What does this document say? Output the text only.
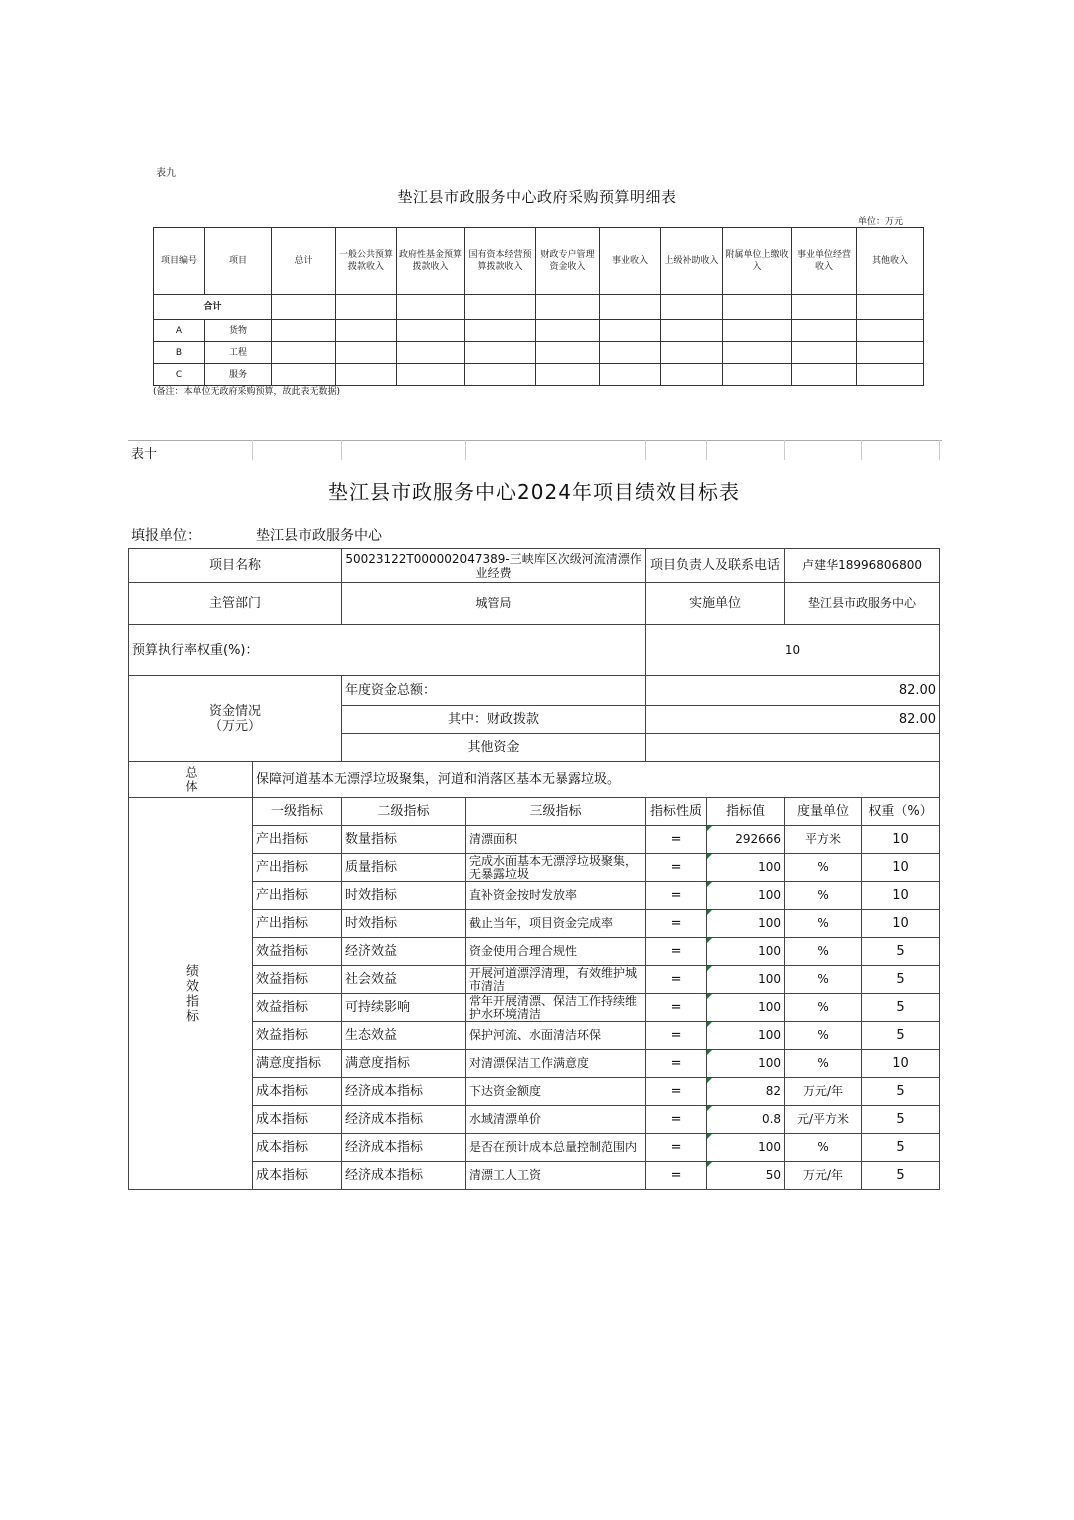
表九
垫江县市政服务中心政府采购预算明细表
单位：万元
项目编号	项目	总计	一般公共预算拨款收入	政府性基金预算拨款收入	国有资本经营预算拨款收入	财政专户管理资金收入	事业收入	上级补助收入	附属单位上缴收入	事业单位经营收入	其他收入
合计											
A	货物										
B	工程										
C	服务										
(备注：本单位无政府采购预算，故此表无数据)
表十
垫江县市政服务中心2024年项目绩效目标表
填报单位：	垫江县市政服务中心
项目名称		50023122T000002047389-三峡库区次级河流清漂作业经费		项目负责人及联系电话		卢建华18996806800	
主管部门		城管局		实施单位		垫江县市政服务中心	
预算执行率权重(%)：				10			

资金情况
（万元）		年度资金总额：		82.00			
		其中：财政拨款		82.00			
		其他资金					

总体	保障河道基本无漂浮垃圾聚集，河道和消落区基本无暴露垃圾。						

绩效指标	一级指标	二级指标	三级指标	指标性质	指标值	度量单位	权重（%）
	产出指标	数量指标	清漂面积	=	292666	平方米	10
	产出指标	质量指标	完成水面基本无漂浮垃圾聚集，无暴露垃圾	=	100	%	10
	产出指标	时效指标	直补资金按时发放率	=	100	%	10
	产出指标	时效指标	截止当年，项目资金完成率	=	100	%	10
	效益指标	经济效益	资金使用合理合规性	=	100	%	5
	效益指标	社会效益	开展河道漂浮清理，有效维护城市清洁	=	100	%	5
	效益指标	可持续影响	常年开展清漂、保洁工作持续维护水环境清洁	=	100	%	5
	效益指标	生态效益	保护河流、水面清洁环保	=	100	%	5
	满意度指标	满意度指标	对清漂保洁工作满意度	=	100	%	10
	成本指标	经济成本指标	下达资金额度	=	82	万元/年	5
	成本指标	经济成本指标	水域清漂单价	=	0.8	元/平方米	5
	成本指标	经济成本指标	是否在预计成本总量控制范围内	=	100	%	5
	成本指标	经济成本指标	清漂工人工资	=	50	万元/年	5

§ **Problem requirements**
Identify all lines where the word "时效指标" shows up. Copy them.

§ **Output of the exercise**
	产出指标	时效指标	直补资金按时发放率	=	100	%	10
	产出指标	时效指标	截止当年，项目资金完成率	=	100	%	10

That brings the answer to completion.